[Input records]:
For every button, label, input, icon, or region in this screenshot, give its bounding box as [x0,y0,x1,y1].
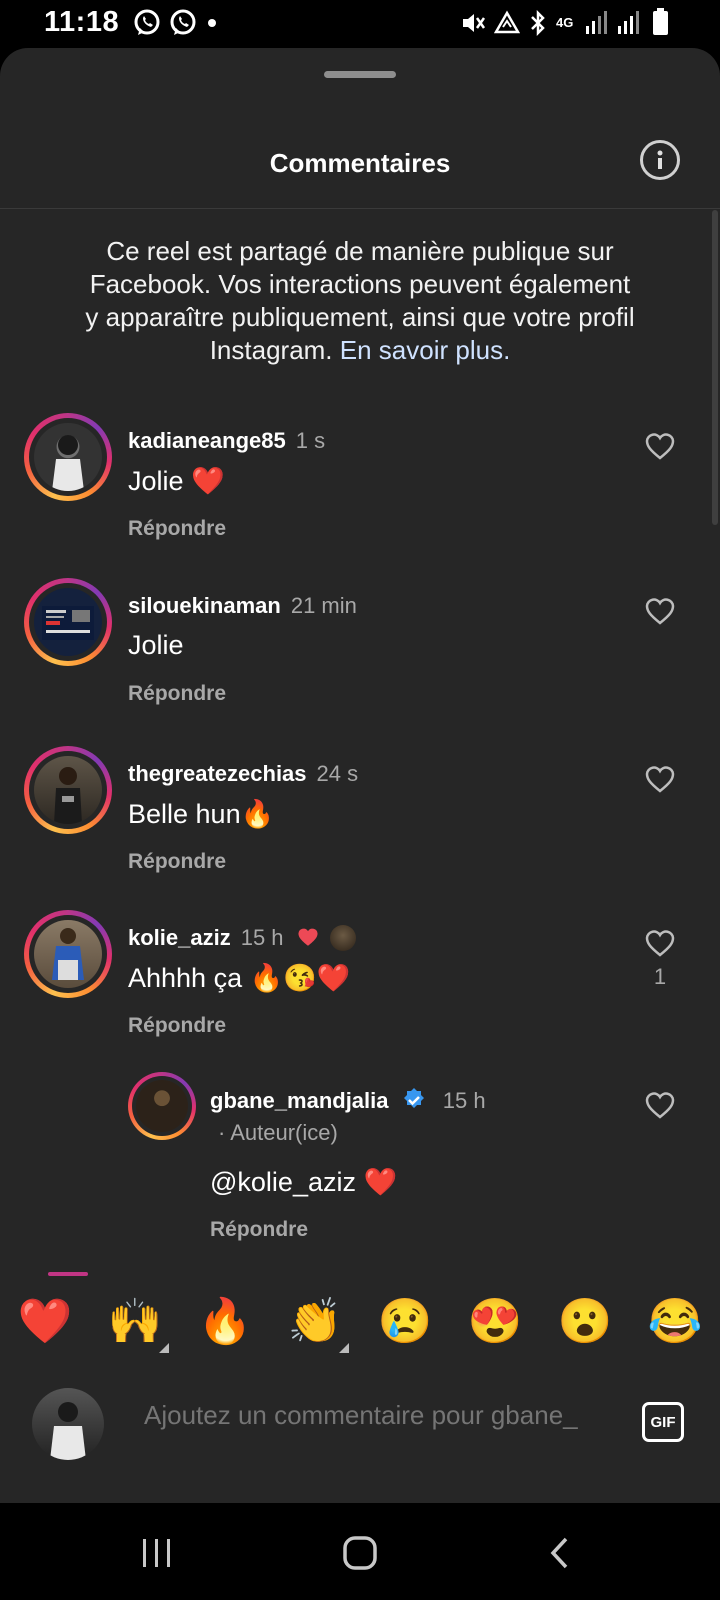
reply-button[interactable]: Répondre [128,517,226,541]
reaction-crying-button[interactable]: 😢 [373,1295,437,1347]
whatsapp-icon [170,9,196,35]
public-share-notice: Ce reel est partagé de manière publique … [80,235,640,367]
sheet-title: Commentaires [269,148,451,178]
comment-time: 15 h [442,1088,486,1113]
reaction-clap-button[interactable]: 👏 [283,1295,349,1353]
gif-button[interactable]: GIF [642,1402,684,1442]
battery-icon [653,8,668,35]
like-heart-icon[interactable] [644,764,676,794]
network-type: 4G [556,15,574,30]
comment-username[interactable]: silouekinaman 21 min [128,593,357,619]
reply-comment-item: gbane_mandjalia 15 h · Auteur(ice) @koli… [0,1072,720,1252]
quick-reactions-bar: ❤️ 🙌 🔥 👏 😢 😍 😮 😂 [0,1282,720,1360]
reply-button[interactable]: Répondre [128,682,226,706]
reaction-raising-hands-button[interactable]: 🙌 [103,1295,169,1353]
bluetooth-icon [531,10,545,36]
comment-text: Jolie ❤️ [128,466,225,496]
avatar[interactable] [24,910,112,998]
reply-button[interactable]: Répondre [128,850,226,874]
info-icon [657,150,663,169]
recent-apps-icon[interactable] [140,1537,174,1569]
reaction-laughing-button[interactable]: 😂 [643,1295,707,1347]
status-bar: 11:18 4G [0,0,720,48]
dot-icon [208,19,216,27]
comments-sheet: Commentaires Ce reel est partagé de mani… [0,48,720,1503]
signal-icon [618,11,639,34]
comment-time: 21 min [290,593,357,618]
notification-icons [132,8,220,38]
whatsapp-icon [134,9,160,35]
comment-item: kadianeange85 1 s Jolie ❤️ Répondre [0,413,720,563]
avatar[interactable] [24,746,112,834]
mute-icon [463,14,486,32]
comment-item: silouekinaman 21 min Jolie Répondre [0,578,720,728]
like-heart-icon[interactable] [644,928,676,958]
avatar[interactable] [128,1072,196,1140]
back-icon[interactable] [548,1535,572,1571]
like-count: 1 [653,964,667,989]
avatar-photo [136,1080,188,1132]
creator-avatar-mini [329,925,356,951]
avatar-photo [34,756,102,824]
comment-composer: GIF [0,1380,720,1460]
comment-username[interactable]: kadianeange85 1 s [128,428,325,454]
avatar-photo [34,423,102,491]
reply-button[interactable]: Répondre [128,1014,226,1038]
comment-time: 15 h [240,925,284,950]
comment-text: Jolie [128,630,184,660]
system-navigation-bar [0,1503,720,1600]
like-heart-icon[interactable] [644,596,676,626]
comment-username[interactable]: kolie_aziz 15 h [128,925,356,951]
comment-text: Belle hun🔥 [128,799,275,829]
comment-username[interactable]: gbane_mandjalia 15 h [210,1087,486,1114]
author-tag: · Auteur(ice) [218,1120,338,1145]
comment-text: Ahhhh ça 🔥😘❤️ [128,963,351,993]
drag-handle[interactable] [324,71,396,78]
comment-text: @kolie_aziz ❤️ [210,1167,398,1197]
next-comment-avatar-partial [48,1272,88,1276]
comment-time: 24 s [316,761,359,786]
creator-liked-heart-icon [298,928,318,946]
reaction-heart-eyes-button[interactable]: 😍 [463,1295,527,1347]
reaction-fire-button[interactable]: 🔥 [193,1295,257,1347]
learn-more-link[interactable]: En savoir plus. [340,335,511,365]
verified-badge-icon [403,1088,424,1108]
comment-item: kolie_aziz 15 h Ahhhh ça 🔥😘❤️ Répondre 1 [0,910,720,1080]
like-heart-icon[interactable] [644,1090,676,1120]
signal-icon [586,11,607,34]
home-icon[interactable] [342,1535,378,1571]
avatar[interactable] [24,413,112,501]
reaction-surprised-button[interactable]: 😮 [553,1295,617,1347]
system-icons: 4G [460,10,640,36]
avatar-photo [34,588,102,656]
reaction-heart-button[interactable]: ❤️ [13,1295,77,1347]
comment-username[interactable]: thegreatezechias 24 s [128,761,358,787]
status-time: 11:18 [44,6,120,38]
avatar-photo [34,920,102,988]
comment-item: thegreatezechias 24 s Belle hun🔥 Répondre [0,746,720,896]
header-divider [0,208,720,209]
comment-input[interactable] [144,1400,614,1431]
comment-time: 1 s [295,428,326,453]
reply-button[interactable]: Répondre [210,1218,308,1242]
info-button[interactable] [640,140,680,180]
data-saver-icon [494,10,520,34]
like-heart-icon[interactable] [644,431,676,461]
my-avatar [32,1388,104,1460]
avatar[interactable] [24,578,112,666]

[Required work]:
Turn the lines of the records above into a numbered list, skipping any blank lines and leaving the pictures out.

[Reply to the task]:
1. For every button, label, input, icon, or region in this screenshot, give its bounding box as [x0,y0,x1,y1].
2. reply-button[interactable]: Répondre [128,517,226,541]
3. reaction-crying-button[interactable]: 😢 [373,1295,437,1347]
4. whatsapp-icon [170,9,196,35]
5. public-share-notice: Ce reel est partagé de manière publique … [80,235,640,367]
6. sheet-title: Commentaires [269,148,451,178]
7. comment-time: 15 h [442,1088,486,1113]
8. reaction-clap-button[interactable]: 👏 [283,1295,349,1353]
9. gif-button[interactable]: GIF [642,1402,684,1442]
10. battery-icon [653,8,668,35]
11. like-heart-icon[interactable] [644,764,676,794]
12. network-type: 4G [556,15,574,30]
13. comment-username[interactable]: silouekinaman 21 min [128,593,357,619]
14. reply-comment-item: gbane_mandjalia 15 h · Auteur(ice) @koli… [0,1072,720,1252]
15. quick-reactions-bar: ❤️ 🙌 🔥 👏 😢 😍 😮 😂 [0,1282,720,1360]
16. reply-button[interactable]: Répondre [128,682,226,706]
17. reaction-raising-hands-button[interactable]: 🙌 [103,1295,169,1353]
18. bluetooth-icon [531,10,545,36]
19. comment-text: Jolie ❤️ [128,466,225,496]
20. avatar[interactable] [24,910,112,998]
21. reply-button[interactable]: Répondre [128,850,226,874]
22. info-icon [657,150,663,169]
23. recent-apps-icon[interactable] [140,1537,174,1569]
24. reaction-laughing-button[interactable]: 😂 [643,1295,707,1347]
25. status-bar: 11:18 4G [0,0,720,48]
26. dot-icon [208,19,216,27]
27. comments-sheet: Commentaires Ce reel est partagé de mani… [0,48,720,1503]
28. signal-icon [618,11,639,34]
29. comment-time: 21 min [290,593,357,618]
30. notification-icons [132,8,220,38]
31. whatsapp-icon [134,9,160,35]
32. comment-item: kadianeange85 1 s Jolie ❤️ Répondre [0,413,720,563]
33. avatar[interactable] [24,746,112,834]
34. mute-icon [463,14,486,32]
35. comment-item: silouekinaman 21 min Jolie Répondre [0,578,720,728]
36. like-heart-icon[interactable] [644,928,676,958]
37. avatar[interactable] [128,1072,196,1140]
38. back-icon[interactable] [548,1535,572,1571]
39. like-count: 1 [653,964,667,989]
40. avatar-photo [136,1080,188,1132]
41. creator-avatar-mini [329,925,356,951]
42. avatar-photo [34,756,102,824]
43. comment-composer: GIF [0,1380,720,1460]
44. comment-username[interactable]: kadianeange85 1 s [128,428,325,454]
45. avatar-photo [34,423,102,491]
46. reply-button[interactable]: Répondre [128,1014,226,1038]
47. comment-time: 15 h [240,925,284,950]
48. comment-text: Jolie [128,630,184,660]
49. system-navigation-bar [0,1503,720,1600]
50. like-heart-icon[interactable] [644,596,676,626]
51. comment-username[interactable]: kolie_aziz 15 h [128,925,356,951]
52. comment-text: Belle hun🔥 [128,799,275,829]
53. comment-username[interactable]: gbane_mandjalia 15 h [210,1087,486,1114]
54. author-tag: · Auteur(ice) [218,1120,338,1145]
55. comment-text: Ahhhh ça 🔥😘❤️ [128,963,351,993]
56. drag-handle[interactable] [324,71,396,78]
57. comment-text: @kolie_aziz ❤️ [210,1167,398,1197]
58. next-comment-avatar-partial [48,1272,88,1276]
59. comment-time: 24 s [316,761,359,786]
60. creator-liked-heart-icon [298,928,318,946]
61. reaction-heart-eyes-button[interactable]: 😍 [463,1295,527,1347]
62. reaction-fire-button[interactable]: 🔥 [193,1295,257,1347]
63. learn-more-link[interactable]: En savoir plus. [340,335,511,365]
64. verified-badge-icon [403,1088,424,1108]
65. comment-item: kolie_aziz 15 h Ahhhh ça 🔥😘❤️ Répondre 1 [0,910,720,1080]
66. like-heart-icon[interactable] [644,1090,676,1120]
67. signal-icon [586,11,607,34]
68. home-icon[interactable] [342,1535,378,1571]
69. avatar[interactable] [24,413,112,501]
70. reaction-surprised-button[interactable]: 😮 [553,1295,617,1347]
71. system-icons: 4G [460,10,640,36]
72. avatar-photo [34,588,102,656]
73. reaction-heart-button[interactable]: ❤️ [13,1295,77,1347]
74. comment-username[interactable]: thegreatezechias 24 s [128,761,358,787]
75. status-time: 11:18 [44,6,120,38]
76. avatar-photo [34,920,102,988]
77. comment-item: thegreatezechias 24 s Belle hun🔥 Répondre [0,746,720,896]
78. header-divider [0,208,720,209]
79. comment-input[interactable] [144,1400,614,1431]
80. comment-time: 1 s [295,428,326,453]
81. reply-button[interactable]: Répondre [210,1218,308,1242]
82. info-button[interactable] [640,140,680,180]
83. data-saver-icon [494,10,520,34]
84. like-heart-icon[interactable] [644,431,676,461]
85. my-avatar [32,1388,104,1460]
86. avatar[interactable] [24,578,112,666]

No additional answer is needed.